Retype every entry in its entirety, without alteration.

(begin)

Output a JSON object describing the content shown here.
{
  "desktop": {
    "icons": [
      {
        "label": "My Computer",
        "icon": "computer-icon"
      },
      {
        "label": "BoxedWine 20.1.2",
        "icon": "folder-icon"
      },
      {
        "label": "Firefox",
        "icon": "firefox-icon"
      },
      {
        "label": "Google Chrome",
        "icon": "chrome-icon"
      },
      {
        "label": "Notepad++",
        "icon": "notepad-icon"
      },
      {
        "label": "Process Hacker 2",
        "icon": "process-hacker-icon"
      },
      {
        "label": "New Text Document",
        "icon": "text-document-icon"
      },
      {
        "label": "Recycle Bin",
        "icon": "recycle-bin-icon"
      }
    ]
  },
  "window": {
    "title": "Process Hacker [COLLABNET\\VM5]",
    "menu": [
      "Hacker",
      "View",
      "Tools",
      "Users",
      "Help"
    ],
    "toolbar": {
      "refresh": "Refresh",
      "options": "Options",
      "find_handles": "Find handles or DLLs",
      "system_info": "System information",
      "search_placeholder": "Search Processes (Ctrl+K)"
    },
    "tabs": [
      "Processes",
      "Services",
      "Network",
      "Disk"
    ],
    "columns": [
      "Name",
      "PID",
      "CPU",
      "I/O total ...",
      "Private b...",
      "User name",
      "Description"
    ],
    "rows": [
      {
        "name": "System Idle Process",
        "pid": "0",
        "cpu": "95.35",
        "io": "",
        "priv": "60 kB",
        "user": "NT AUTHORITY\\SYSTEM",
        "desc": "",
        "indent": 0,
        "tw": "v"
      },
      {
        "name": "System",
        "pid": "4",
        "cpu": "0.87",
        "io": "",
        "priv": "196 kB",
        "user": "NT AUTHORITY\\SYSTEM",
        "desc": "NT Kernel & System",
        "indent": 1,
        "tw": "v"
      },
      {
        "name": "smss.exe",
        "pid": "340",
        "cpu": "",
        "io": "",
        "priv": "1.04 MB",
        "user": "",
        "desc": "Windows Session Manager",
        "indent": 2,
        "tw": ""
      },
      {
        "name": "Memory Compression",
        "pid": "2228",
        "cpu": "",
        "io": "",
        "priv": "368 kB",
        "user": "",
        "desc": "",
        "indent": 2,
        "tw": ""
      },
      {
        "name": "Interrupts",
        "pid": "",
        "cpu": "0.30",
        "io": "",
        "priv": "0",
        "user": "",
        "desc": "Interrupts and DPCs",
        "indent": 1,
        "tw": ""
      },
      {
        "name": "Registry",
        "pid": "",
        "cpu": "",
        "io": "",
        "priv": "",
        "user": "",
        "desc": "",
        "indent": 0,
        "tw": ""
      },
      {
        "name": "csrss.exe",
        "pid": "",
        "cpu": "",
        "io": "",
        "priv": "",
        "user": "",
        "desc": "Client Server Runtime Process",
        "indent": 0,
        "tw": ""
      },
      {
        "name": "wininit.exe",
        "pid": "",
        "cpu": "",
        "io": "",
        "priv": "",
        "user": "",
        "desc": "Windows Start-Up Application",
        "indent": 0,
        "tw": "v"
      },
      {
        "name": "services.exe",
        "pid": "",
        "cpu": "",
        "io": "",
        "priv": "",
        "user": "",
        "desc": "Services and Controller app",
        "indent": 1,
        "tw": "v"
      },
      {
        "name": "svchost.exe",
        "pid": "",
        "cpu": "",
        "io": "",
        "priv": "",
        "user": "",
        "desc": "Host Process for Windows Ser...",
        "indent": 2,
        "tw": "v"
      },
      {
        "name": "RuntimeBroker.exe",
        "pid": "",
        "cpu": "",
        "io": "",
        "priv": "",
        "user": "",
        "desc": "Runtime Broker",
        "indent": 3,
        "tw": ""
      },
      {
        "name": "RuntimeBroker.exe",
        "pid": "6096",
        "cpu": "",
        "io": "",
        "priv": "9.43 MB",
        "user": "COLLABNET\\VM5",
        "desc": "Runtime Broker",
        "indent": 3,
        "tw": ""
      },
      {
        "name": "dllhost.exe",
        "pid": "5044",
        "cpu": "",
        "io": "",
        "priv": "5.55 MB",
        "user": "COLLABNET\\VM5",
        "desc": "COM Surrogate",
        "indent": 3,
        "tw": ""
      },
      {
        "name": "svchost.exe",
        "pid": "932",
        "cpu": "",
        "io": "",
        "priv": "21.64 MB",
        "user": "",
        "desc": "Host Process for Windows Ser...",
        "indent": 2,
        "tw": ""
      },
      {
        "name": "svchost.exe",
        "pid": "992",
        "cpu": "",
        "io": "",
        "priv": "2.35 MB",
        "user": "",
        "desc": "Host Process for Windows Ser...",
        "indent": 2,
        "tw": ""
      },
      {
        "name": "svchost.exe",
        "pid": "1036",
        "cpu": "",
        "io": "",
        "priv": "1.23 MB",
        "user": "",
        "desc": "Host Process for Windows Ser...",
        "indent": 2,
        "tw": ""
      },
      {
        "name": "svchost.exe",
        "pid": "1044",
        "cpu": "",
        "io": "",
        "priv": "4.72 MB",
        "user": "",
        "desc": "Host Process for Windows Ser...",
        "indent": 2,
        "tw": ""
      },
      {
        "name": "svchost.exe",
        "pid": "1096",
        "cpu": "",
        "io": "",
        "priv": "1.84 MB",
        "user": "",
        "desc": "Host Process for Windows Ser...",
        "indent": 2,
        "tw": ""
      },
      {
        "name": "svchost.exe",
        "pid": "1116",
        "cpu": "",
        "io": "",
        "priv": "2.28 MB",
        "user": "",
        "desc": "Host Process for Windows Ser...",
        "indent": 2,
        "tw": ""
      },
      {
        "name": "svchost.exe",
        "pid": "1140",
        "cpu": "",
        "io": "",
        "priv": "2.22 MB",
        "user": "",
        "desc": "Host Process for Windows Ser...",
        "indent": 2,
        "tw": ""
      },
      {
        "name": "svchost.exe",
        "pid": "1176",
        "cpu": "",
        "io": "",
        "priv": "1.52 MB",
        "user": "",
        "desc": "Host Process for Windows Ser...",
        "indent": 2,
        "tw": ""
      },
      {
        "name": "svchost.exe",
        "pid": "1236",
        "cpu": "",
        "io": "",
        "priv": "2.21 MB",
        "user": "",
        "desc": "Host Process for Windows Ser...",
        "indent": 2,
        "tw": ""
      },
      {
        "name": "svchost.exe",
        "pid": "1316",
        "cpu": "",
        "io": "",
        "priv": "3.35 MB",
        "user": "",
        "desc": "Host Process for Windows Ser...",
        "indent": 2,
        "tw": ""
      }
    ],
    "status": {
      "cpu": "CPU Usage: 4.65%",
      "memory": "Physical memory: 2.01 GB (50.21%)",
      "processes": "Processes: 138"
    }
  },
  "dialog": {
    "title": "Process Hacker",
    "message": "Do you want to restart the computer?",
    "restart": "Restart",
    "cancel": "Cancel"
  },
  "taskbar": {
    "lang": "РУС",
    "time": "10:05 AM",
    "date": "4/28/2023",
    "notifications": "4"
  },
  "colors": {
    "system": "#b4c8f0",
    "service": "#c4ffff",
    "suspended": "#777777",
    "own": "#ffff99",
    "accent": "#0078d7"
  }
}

(end)

### [FINISHED EXERCISE]
Output a JSON object describing the content shown here.
{
  "desktop": {
    "icons": [
      {
        "label": "My Computer",
        "icon": "computer-icon"
      },
      {
        "label": "BoxedWine 20.1.2",
        "icon": "folder-icon"
      },
      {
        "label": "Firefox",
        "icon": "firefox-icon"
      },
      {
        "label": "Google Chrome",
        "icon": "chrome-icon"
      },
      {
        "label": "Notepad++",
        "icon": "notepad-icon"
      },
      {
        "label": "Process Hacker 2",
        "icon": "process-hacker-icon"
      },
      {
        "label": "New Text Document",
        "icon": "text-document-icon"
      },
      {
        "label": "Recycle Bin",
        "icon": "recycle-bin-icon"
      }
    ]
  },
  "window": {
    "title": "Process Hacker [COLLABNET\\VM5]",
    "menu": [
      "Hacker",
      "View",
      "Tools",
      "Users",
      "Help"
    ],
    "toolbar": {
      "refresh": "Refresh",
      "options": "Options",
      "find_handles": "Find handles or DLLs",
      "system_info": "System information",
      "search_placeholder": "Search Processes (Ctrl+K)"
    },
    "tabs": [
      "Processes",
      "Services",
      "Network",
      "Disk"
    ],
    "columns": [
      "Name",
      "PID",
      "CPU",
      "I/O total ...",
      "Private b...",
      "User name",
      "Description"
    ],
    "rows": [
      {
        "name": "System Idle Process",
        "pid": "0",
        "cpu": "95.35",
        "io": "",
        "priv": "60 kB",
        "user": "NT AUTHORITY\\SYSTEM",
        "desc": "",
        "indent": 0,
        "tw": "v"
      },
      {
        "name": "System",
        "pid": "4",
        "cpu": "0.87",
        "io": "",
        "priv": "196 kB",
        "user": "NT AUTHORITY\\SYSTEM",
        "desc": "NT Kernel & System",
        "indent": 1,
        "tw": "v"
      },
      {
        "name": "smss.exe",
        "pid": "340",
        "cpu": "",
        "io": "",
        "priv": "1.04 MB",
        "user": "",
        "desc": "Windows Session Manager",
        "indent": 2,
        "tw": ""
      },
      {
        "name": "Memory Compression",
        "pid": "2228",
        "cpu": "",
        "io": "",
        "priv": "368 kB",
        "user": "",
        "desc": "",
        "indent": 2,
        "tw": ""
      },
      {
        "name": "Interrupts",
        "pid": "",
        "cpu": "0.30",
        "io": "",
        "priv": "0",
        "user": "",
        "desc": "Interrupts and DPCs",
        "indent": 1,
        "tw": ""
      },
      {
        "name": "Registry",
        "pid": "",
        "cpu": "",
        "io": "",
        "priv": "",
        "user": "",
        "desc": "",
        "indent": 0,
        "tw": ""
      },
      {
        "name": "csrss.exe",
        "pid": "",
        "cpu": "",
        "io": "",
        "priv": "",
        "user": "",
        "desc": "Client Server Runtime Process",
        "indent": 0,
        "tw": ""
      },
      {
        "name": "wininit.exe",
        "pid": "",
        "cpu": "",
        "io": "",
        "priv": "",
        "user": "",
        "desc": "Windows Start-Up Application",
        "indent": 0,
        "tw": "v"
      },
      {
        "name": "services.exe",
        "pid": "",
        "cpu": "",
        "io": "",
        "priv": "",
        "user": "",
        "desc": "Services and Controller app",
        "indent": 1,
        "tw": "v"
      },
      {
        "name": "svchost.exe",
        "pid": "",
        "cpu": "",
        "io": "",
        "priv": "",
        "user": "",
        "desc": "Host Process for Windows Ser...",
        "indent": 2,
        "tw": "v"
      },
      {
        "name": "RuntimeBroker.exe",
        "pid": "",
        "cpu": "",
        "io": "",
        "priv": "",
        "user": "",
        "desc": "Runtime Broker",
        "indent": 3,
        "tw": ""
      },
      {
        "name": "RuntimeBroker.exe",
        "pid": "6096",
        "cpu": "",
        "io": "",
        "priv": "9.43 MB",
        "user": "COLLABNET\\VM5",
        "desc": "Runtime Broker",
        "indent": 3,
        "tw": ""
      },
      {
        "name": "dllhost.exe",
        "pid": "5044",
        "cpu": "",
        "io": "",
        "priv": "5.55 MB",
        "user": "COLLABNET\\VM5",
        "desc": "COM Surrogate",
        "indent": 3,
        "tw": ""
      },
      {
        "name": "svchost.exe",
        "pid": "932",
        "cpu": "",
        "io": "",
        "priv": "21.64 MB",
        "user": "",
        "desc": "Host Process for Windows Ser...",
        "indent": 2,
        "tw": ""
      },
      {
        "name": "svchost.exe",
        "pid": "992",
        "cpu": "",
        "io": "",
        "priv": "2.35 MB",
        "user": "",
        "desc": "Host Process for Windows Ser...",
        "indent": 2,
        "tw": ""
      },
      {
        "name": "svchost.exe",
        "pid": "1036",
        "cpu": "",
        "io": "",
        "priv": "1.23 MB",
        "user": "",
        "desc": "Host Process for Windows Ser...",
        "indent": 2,
        "tw": ""
      },
      {
        "name": "svchost.exe",
        "pid": "1044",
        "cpu": "",
        "io": "",
        "priv": "4.72 MB",
        "user": "",
        "desc": "Host Process for Windows Ser...",
        "indent": 2,
        "tw": ""
      },
      {
        "name": "svchost.exe",
        "pid": "1096",
        "cpu": "",
        "io": "",
        "priv": "1.84 MB",
        "user": "",
        "desc": "Host Process for Windows Ser...",
        "indent": 2,
        "tw": ""
      },
      {
        "name": "svchost.exe",
        "pid": "1116",
        "cpu": "",
        "io": "",
        "priv": "2.28 MB",
        "user": "",
        "desc": "Host Process for Windows Ser...",
        "indent": 2,
        "tw": ""
      },
      {
        "name": "svchost.exe",
        "pid": "1140",
        "cpu": "",
        "io": "",
        "priv": "2.22 MB",
        "user": "",
        "desc": "Host Process for Windows Ser...",
        "indent": 2,
        "tw": ""
      },
      {
        "name": "svchost.exe",
        "pid": "1176",
        "cpu": "",
        "io": "",
        "priv": "1.52 MB",
        "user": "",
        "desc": "Host Process for Windows Ser...",
        "indent": 2,
        "tw": ""
      },
      {
        "name": "svchost.exe",
        "pid": "1236",
        "cpu": "",
        "io": "",
        "priv": "2.21 MB",
        "user": "",
        "desc": "Host Process for Windows Ser...",
        "indent": 2,
        "tw": ""
      },
      {
        "name": "svchost.exe",
        "pid": "1316",
        "cpu": "",
        "io": "",
        "priv": "3.35 MB",
        "user": "",
        "desc": "Host Process for Windows Ser...",
        "indent": 2,
        "tw": ""
      }
    ],
    "status": {
      "cpu": "CPU Usage: 4.65%",
      "memory": "Physical memory: 2.01 GB (50.21%)",
      "processes": "Processes: 138"
    }
  },
  "dialog": {
    "title": "Process Hacker",
    "message": "Do you want to restart the computer?",
    "restart": "Restart",
    "cancel": "Cancel"
  },
  "taskbar": {
    "lang": "РУС",
    "time": "10:05 AM",
    "date": "4/28/2023",
    "notifications": "4"
  },
  "colors": {
    "system": "#b4c8f0",
    "service": "#c4ffff",
    "suspended": "#777777",
    "own": "#ffff99",
    "accent": "#0078d7"
  }
}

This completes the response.